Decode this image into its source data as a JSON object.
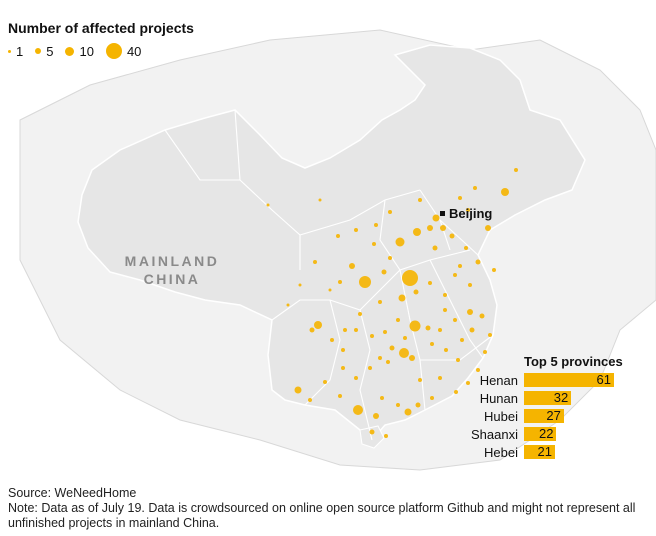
{
  "legend": {
    "title": "Number of affected projects",
    "items": [
      {
        "label": "1",
        "value": 1
      },
      {
        "label": "5",
        "value": 5
      },
      {
        "label": "10",
        "value": 10
      },
      {
        "label": "40",
        "value": 40
      }
    ]
  },
  "map": {
    "region_label_line1": "MAINLAND",
    "region_label_line2": "CHINA",
    "capital_label": "Beijing",
    "land_color": "#e6e6e6",
    "outside_color": "#f2f2f2",
    "dot_color": "#f5b400"
  },
  "top5": {
    "title": "Top 5 provinces",
    "rows": [
      {
        "name": "Henan",
        "value": 61
      },
      {
        "name": "Hunan",
        "value": 32
      },
      {
        "name": "Hubei",
        "value": 27
      },
      {
        "name": "Shaanxi",
        "value": 22
      },
      {
        "name": "Hebei",
        "value": 21
      }
    ]
  },
  "footer": {
    "source": "Source: WeNeedHome",
    "note": "Note: Data as of July 19. Data is crowdsourced on online open source platform Github and might not represent all unfinished projects in mainland China."
  }
}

==*==

Required task:
Omit the pictures, then output the rest of the listing exactly.

Final answer:
Decode this image into its source data as a JSON object.
{
  "legend": {
    "title": "Number of affected projects",
    "items": [
      {
        "label": "1",
        "value": 1
      },
      {
        "label": "5",
        "value": 5
      },
      {
        "label": "10",
        "value": 10
      },
      {
        "label": "40",
        "value": 40
      }
    ]
  },
  "map": {
    "region_label_line1": "MAINLAND",
    "region_label_line2": "CHINA",
    "capital_label": "Beijing",
    "land_color": "#e6e6e6",
    "outside_color": "#f2f2f2",
    "dot_color": "#f5b400"
  },
  "top5": {
    "title": "Top 5 provinces",
    "rows": [
      {
        "name": "Henan",
        "value": 61
      },
      {
        "name": "Hunan",
        "value": 32
      },
      {
        "name": "Hubei",
        "value": 27
      },
      {
        "name": "Shaanxi",
        "value": 22
      },
      {
        "name": "Hebei",
        "value": 21
      }
    ]
  },
  "footer": {
    "source": "Source: WeNeedHome",
    "note": "Note: Data as of July 19. Data is crowdsourced on online open source platform Github and might not represent all unfinished projects in mainland China."
  }
}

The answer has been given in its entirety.